Problem description:
Answer these questions using the text on intramuscular injection technique below:
1. Which two organizations recommend the 90-degree angle for IM injections?
2. According to the text, what two effects can deviating from the recommended route have?
3. According to the study mentioned, what percentage of the depth of a 90-degree angle does a 72-degree angle reach?

Exercise text:
Intramuscular Injection Technique
Intramuscular injections must be administered at a 90-degree angle to the skin surface to ensure proper muscle penetration and optimal drug absorption. 1
Injection Angle
The standard angle for IM injections is 90 degrees perpendicular to the skin surface, as recommended by the Advisory Committee on Immunization Practices (ACIP) and the American Academy of Family Physicians. 1
This 90-degree angle is critical because deviating from the recommended route can reduce medication efficacy or increase local adverse reactions. 1
Research confirms that a 90-degree angle is most effective for patient comfort, safety, and medication efficacy compared to other angles. 2
While one study suggests angles between 72-90 degrees may be acceptable (as 72 degrees reaches 95% of the depth of 90 degrees), the guideline-recommended standard remains 90 degrees. 3
Recommended Needle Specifications by Age
Infants (<12 months)

Available data:

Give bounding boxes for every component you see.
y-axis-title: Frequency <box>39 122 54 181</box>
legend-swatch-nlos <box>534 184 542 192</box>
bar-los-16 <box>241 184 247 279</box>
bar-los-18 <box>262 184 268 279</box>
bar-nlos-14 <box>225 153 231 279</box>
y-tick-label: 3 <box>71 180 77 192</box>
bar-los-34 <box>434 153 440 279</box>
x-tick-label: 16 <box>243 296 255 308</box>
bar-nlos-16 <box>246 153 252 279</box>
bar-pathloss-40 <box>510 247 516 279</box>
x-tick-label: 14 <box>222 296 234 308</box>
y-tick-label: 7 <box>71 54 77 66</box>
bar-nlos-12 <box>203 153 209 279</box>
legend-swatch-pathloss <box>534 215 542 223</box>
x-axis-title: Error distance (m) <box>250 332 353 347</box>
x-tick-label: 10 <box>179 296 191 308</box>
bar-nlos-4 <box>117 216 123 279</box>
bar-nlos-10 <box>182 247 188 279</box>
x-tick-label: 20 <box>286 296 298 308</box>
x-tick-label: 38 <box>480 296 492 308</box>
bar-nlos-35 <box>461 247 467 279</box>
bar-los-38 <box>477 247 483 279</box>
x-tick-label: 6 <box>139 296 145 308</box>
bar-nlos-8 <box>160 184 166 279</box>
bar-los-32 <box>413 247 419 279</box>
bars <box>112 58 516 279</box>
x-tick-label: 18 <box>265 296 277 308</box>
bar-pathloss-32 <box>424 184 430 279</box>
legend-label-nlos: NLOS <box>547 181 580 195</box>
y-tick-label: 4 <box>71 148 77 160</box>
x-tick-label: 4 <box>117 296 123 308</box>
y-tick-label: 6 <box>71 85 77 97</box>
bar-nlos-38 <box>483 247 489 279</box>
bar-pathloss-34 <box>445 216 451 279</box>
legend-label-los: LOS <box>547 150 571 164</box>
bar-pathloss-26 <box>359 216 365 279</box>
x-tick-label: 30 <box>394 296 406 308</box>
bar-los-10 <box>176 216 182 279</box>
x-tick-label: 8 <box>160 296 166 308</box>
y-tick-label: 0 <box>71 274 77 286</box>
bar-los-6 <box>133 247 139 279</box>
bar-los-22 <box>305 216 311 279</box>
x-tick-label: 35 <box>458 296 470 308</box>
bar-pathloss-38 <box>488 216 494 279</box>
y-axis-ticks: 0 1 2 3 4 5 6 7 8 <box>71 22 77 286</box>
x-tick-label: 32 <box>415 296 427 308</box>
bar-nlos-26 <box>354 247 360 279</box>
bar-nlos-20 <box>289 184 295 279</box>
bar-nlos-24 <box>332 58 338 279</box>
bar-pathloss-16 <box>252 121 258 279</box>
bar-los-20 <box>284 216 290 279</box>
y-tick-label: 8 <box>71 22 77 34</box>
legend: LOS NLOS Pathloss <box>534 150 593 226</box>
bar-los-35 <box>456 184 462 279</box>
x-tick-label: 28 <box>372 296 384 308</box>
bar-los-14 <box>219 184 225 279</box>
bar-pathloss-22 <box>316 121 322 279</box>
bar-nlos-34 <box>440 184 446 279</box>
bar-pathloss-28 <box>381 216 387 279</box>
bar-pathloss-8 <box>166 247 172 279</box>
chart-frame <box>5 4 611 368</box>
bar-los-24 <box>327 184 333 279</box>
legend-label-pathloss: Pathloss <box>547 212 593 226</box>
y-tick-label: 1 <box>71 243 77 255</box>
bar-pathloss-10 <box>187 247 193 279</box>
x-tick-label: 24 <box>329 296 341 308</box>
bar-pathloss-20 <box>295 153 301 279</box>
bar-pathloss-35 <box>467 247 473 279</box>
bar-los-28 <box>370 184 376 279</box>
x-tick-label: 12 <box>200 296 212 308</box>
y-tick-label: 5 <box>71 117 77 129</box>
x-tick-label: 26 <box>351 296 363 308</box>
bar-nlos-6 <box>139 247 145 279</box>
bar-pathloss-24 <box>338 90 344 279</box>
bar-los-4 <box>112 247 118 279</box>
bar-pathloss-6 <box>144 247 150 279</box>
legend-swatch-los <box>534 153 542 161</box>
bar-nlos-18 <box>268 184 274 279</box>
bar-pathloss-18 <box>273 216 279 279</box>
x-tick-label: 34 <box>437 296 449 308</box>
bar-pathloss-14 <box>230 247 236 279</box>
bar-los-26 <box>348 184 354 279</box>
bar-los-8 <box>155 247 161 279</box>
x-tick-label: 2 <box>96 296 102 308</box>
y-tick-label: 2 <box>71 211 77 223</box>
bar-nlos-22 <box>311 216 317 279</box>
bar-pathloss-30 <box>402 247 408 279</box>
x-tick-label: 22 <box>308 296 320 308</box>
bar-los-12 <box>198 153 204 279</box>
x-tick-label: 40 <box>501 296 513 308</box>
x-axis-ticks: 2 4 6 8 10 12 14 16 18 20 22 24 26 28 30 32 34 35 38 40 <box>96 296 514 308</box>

Result of this task:
1. The Advisory Committee on Immunization Practices (ACIP) and the American Academy of Family Physicians.
2. It can reduce medication efficacy or increase local adverse reactions.
3. 95%.